## Data shown
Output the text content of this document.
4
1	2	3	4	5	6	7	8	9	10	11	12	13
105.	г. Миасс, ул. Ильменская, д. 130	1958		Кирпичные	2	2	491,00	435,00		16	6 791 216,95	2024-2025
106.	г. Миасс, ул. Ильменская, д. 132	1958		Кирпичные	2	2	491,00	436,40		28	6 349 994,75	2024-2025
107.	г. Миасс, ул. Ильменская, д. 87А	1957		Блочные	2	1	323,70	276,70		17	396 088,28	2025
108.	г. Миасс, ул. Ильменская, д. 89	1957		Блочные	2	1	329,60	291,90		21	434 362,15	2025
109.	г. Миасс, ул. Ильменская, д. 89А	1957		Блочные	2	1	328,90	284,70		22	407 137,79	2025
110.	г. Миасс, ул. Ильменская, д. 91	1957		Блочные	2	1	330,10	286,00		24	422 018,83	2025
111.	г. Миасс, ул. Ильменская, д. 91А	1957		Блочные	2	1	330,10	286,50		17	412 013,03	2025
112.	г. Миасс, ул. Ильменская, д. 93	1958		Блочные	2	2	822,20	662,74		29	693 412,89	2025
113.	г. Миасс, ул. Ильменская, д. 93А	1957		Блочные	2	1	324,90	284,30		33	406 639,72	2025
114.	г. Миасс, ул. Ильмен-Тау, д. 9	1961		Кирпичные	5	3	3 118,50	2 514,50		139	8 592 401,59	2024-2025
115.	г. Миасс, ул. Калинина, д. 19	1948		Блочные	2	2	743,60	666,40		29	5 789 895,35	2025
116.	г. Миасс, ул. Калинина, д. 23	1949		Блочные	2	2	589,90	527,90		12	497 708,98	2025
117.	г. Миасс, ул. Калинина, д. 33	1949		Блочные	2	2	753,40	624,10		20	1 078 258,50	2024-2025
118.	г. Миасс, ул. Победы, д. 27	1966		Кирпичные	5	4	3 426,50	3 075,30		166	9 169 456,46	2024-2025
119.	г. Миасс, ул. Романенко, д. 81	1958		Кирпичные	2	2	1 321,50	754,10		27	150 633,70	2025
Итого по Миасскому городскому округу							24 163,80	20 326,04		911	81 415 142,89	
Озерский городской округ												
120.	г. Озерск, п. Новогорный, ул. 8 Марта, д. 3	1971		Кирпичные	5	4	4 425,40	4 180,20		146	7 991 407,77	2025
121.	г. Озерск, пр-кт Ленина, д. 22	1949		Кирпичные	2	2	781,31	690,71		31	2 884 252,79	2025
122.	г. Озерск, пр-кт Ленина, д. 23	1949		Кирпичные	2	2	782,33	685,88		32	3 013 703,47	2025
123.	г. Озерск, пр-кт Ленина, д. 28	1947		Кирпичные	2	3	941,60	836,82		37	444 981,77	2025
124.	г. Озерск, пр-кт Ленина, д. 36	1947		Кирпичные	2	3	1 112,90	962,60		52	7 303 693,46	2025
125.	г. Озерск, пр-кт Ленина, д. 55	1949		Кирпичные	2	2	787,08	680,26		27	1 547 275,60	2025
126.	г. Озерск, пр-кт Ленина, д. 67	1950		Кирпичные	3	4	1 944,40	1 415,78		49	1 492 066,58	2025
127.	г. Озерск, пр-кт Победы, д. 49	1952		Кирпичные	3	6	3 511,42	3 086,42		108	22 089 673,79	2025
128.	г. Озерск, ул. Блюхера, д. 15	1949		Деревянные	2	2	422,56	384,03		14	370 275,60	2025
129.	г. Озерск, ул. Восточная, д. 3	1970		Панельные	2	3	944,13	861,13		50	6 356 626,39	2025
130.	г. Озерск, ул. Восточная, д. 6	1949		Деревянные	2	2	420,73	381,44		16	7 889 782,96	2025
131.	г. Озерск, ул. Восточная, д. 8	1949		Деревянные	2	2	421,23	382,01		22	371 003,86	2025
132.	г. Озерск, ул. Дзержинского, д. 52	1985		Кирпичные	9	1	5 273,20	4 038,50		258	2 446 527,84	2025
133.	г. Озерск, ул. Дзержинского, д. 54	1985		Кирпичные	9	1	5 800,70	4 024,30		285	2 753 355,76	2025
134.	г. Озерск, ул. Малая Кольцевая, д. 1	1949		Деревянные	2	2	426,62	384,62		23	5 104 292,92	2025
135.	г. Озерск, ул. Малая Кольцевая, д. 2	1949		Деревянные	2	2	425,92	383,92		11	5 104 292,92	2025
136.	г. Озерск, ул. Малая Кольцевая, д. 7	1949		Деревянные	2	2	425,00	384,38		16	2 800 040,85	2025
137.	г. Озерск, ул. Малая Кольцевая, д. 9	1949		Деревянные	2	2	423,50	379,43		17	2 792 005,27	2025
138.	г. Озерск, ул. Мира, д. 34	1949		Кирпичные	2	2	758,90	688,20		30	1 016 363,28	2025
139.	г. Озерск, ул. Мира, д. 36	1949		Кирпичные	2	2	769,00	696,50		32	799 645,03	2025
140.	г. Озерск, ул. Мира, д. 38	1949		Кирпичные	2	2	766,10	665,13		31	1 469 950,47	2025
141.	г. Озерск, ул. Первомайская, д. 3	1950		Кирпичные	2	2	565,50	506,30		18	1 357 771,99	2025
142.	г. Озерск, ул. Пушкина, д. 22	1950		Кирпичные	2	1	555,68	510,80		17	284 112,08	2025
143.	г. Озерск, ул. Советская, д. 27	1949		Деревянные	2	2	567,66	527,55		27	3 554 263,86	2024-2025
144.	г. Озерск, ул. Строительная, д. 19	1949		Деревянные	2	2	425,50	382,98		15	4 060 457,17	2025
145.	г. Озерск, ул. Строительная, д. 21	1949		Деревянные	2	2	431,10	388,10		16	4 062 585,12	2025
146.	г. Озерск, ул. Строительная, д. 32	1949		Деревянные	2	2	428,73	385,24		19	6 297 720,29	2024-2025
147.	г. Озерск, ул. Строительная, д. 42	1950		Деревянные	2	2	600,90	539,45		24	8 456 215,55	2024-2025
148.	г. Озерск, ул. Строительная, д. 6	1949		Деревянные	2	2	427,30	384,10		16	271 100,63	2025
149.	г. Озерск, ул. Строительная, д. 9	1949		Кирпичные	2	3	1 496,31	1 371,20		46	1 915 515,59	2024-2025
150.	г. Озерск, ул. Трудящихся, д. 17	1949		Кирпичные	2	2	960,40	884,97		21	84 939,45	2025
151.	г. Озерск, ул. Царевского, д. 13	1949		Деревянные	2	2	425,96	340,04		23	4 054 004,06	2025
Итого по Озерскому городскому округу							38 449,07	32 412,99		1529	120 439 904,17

## What the task requires
All the data must be duplicated exactly, with nothing added or removed.

## Result of the task
Output the text content of this document.
4
1	2	3	4	5	6	7	8	9	10	11	12	13
105.	г. Миасс, ул. Ильменская, д. 130	1958		Кирпичные	2	2	491,00	435,00		16	6 791 216,95	2024-2025
106.	г. Миасс, ул. Ильменская, д. 132	1958		Кирпичные	2	2	491,00	436,40		28	6 349 994,75	2024-2025
107.	г. Миасс, ул. Ильменская, д. 87А	1957		Блочные	2	1	323,70	276,70		17	396 088,28	2025
108.	г. Миасс, ул. Ильменская, д. 89	1957		Блочные	2	1	329,60	291,90		21	434 362,15	2025
109.	г. Миасс, ул. Ильменская, д. 89А	1957		Блочные	2	1	328,90	284,70		22	407 137,79	2025
110.	г. Миасс, ул. Ильменская, д. 91	1957		Блочные	2	1	330,10	286,00		24	422 018,83	2025
111.	г. Миасс, ул. Ильменская, д. 91А	1957		Блочные	2	1	330,10	286,50		17	412 013,03	2025
112.	г. Миасс, ул. Ильменская, д. 93	1958		Блочные	2	2	822,20	662,74		29	693 412,89	2025
113.	г. Миасс, ул. Ильменская, д. 93А	1957		Блочные	2	1	324,90	284,30		33	406 639,72	2025
114.	г. Миасс, ул. Ильмен-Тау, д. 9	1961		Кирпичные	5	3	3 118,50	2 514,50		139	8 592 401,59	2024-2025
115.	г. Миасс, ул. Калинина, д. 19	1948		Блочные	2	2	743,60	666,40		29	5 789 895,35	2025
116.	г. Миасс, ул. Калинина, д. 23	1949		Блочные	2	2	589,90	527,90		12	497 708,98	2025
117.	г. Миасс, ул. Калинина, д. 33	1949		Блочные	2	2	753,40	624,10		20	1 078 258,50	2024-2025
118.	г. Миасс, ул. Победы, д. 27	1966		Кирпичные	5	4	3 426,50	3 075,30		166	9 169 456,46	2024-2025
119.	г. Миасс, ул. Романенко, д. 81	1958		Кирпичные	2	2	1 321,50	754,10		27	150 633,70	2025
Итого по Миасскому городскому округу							24 163,80	20 326,04		911	81 415 142,89	
Озерский городской округ												
120.	г. Озерск, п. Новогорный, ул. 8 Марта, д. 3	1971		Кирпичные	5	4	4 425,40	4 180,20		146	7 991 407,77	2025
121.	г. Озерск, пр-кт Ленина, д. 22	1949		Кирпичные	2	2	781,31	690,71		31	2 884 252,79	2025
122.	г. Озерск, пр-кт Ленина, д. 23	1949		Кирпичные	2	2	782,33	685,88		32	3 013 703,47	2025
123.	г. Озерск, пр-кт Ленина, д. 28	1947		Кирпичные	2	3	941,60	836,82		37	444 981,77	2025
124.	г. Озерск, пр-кт Ленина, д. 36	1947		Кирпичные	2	3	1 112,90	962,60		52	7 303 693,46	2025
125.	г. Озерск, пр-кт Ленина, д. 55	1949		Кирпичные	2	2	787,08	680,26		27	1 547 275,60	2025
126.	г. Озерск, пр-кт Ленина, д. 67	1950		Кирпичные	3	4	1 944,40	1 415,78		49	1 492 066,58	2025
127.	г. Озерск, пр-кт Победы, д. 49	1952		Кирпичные	3	6	3 511,42	3 086,42		108	22 089 673,79	2025
128.	г. Озерск, ул. Блюхера, д. 15	1949		Деревянные	2	2	422,56	384,03		14	370 275,60	2025
129.	г. Озерск, ул. Восточная, д. 3	1970		Панельные	2	3	944,13	861,13		50	6 356 626,39	2025
130.	г. Озерск, ул. Восточная, д. 6	1949		Деревянные	2	2	420,73	381,44		16	7 889 782,96	2025
131.	г. Озерск, ул. Восточная, д. 8	1949		Деревянные	2	2	421,23	382,01		22	371 003,86	2025
132.	г. Озерск, ул. Дзержинского, д. 52	1985		Кирпичные	9	1	5 273,20	4 038,50		258	2 446 527,84	2025
133.	г. Озерск, ул. Дзержинского, д. 54	1985		Кирпичные	9	1	5 800,70	4 024,30		285	2 753 355,76	2025
134.	г. Озерск, ул. Малая Кольцевая, д. 1	1949		Деревянные	2	2	426,62	384,62		23	5 104 292,92	2025
135.	г. Озерск, ул. Малая Кольцевая, д. 2	1949		Деревянные	2	2	425,92	383,92		11	5 104 292,92	2025
136.	г. Озерск, ул. Малая Кольцевая, д. 7	1949		Деревянные	2	2	425,00	384,38		16	2 800 040,85	2025
137.	г. Озерск, ул. Малая Кольцевая, д. 9	1949		Деревянные	2	2	423,50	379,43		17	2 792 005,27	2025
138.	г. Озерск, ул. Мира, д. 34	1949		Кирпичные	2	2	758,90	688,20		30	1 016 363,28	2025
139.	г. Озерск, ул. Мира, д. 36	1949		Кирпичные	2	2	769,00	696,50		32	799 645,03	2025
140.	г. Озерск, ул. Мира, д. 38	1949		Кирпичные	2	2	766,10	665,13		31	1 469 950,47	2025
141.	г. Озерск, ул. Первомайская, д. 3	1950		Кирпичные	2	2	565,50	506,30		18	1 357 771,99	2025
142.	г. Озерск, ул. Пушкина, д. 22	1950		Кирпичные	2	1	555,68	510,80		17	284 112,08	2025
143.	г. Озерск, ул. Советская, д. 27	1949		Деревянные	2	2	567,66	527,55		27	3 554 263,86	2024-2025
144.	г. Озерск, ул. Строительная, д. 19	1949		Деревянные	2	2	425,50	382,98		15	4 060 457,17	2025
145.	г. Озерск, ул. Строительная, д. 21	1949		Деревянные	2	2	431,10	388,10		16	4 062 585,12	2025
146.	г. Озерск, ул. Строительная, д. 32	1949		Деревянные	2	2	428,73	385,24		19	6 297 720,29	2024-2025
147.	г. Озерск, ул. Строительная, д. 42	1950		Деревянные	2	2	600,90	539,45		24	8 456 215,55	2024-2025
148.	г. Озерск, ул. Строительная, д. 6	1949		Деревянные	2	2	427,30	384,10		16	271 100,63	2025
149.	г. Озерск, ул. Строительная, д. 9	1949		Кирпичные	2	3	1 496,31	1 371,20		46	1 915 515,59	2024-2025
150.	г. Озерск, ул. Трудящихся, д. 17	1949		Кирпичные	2	2	960,40	884,97		21	84 939,45	2025
151.	г. Озерск, ул. Царевского, д. 13	1949		Деревянные	2	2	425,96	340,04		23	4 054 004,06	2025
Итого по Озерскому городскому округу							38 449,07	32 412,99		1529	120 439 904,17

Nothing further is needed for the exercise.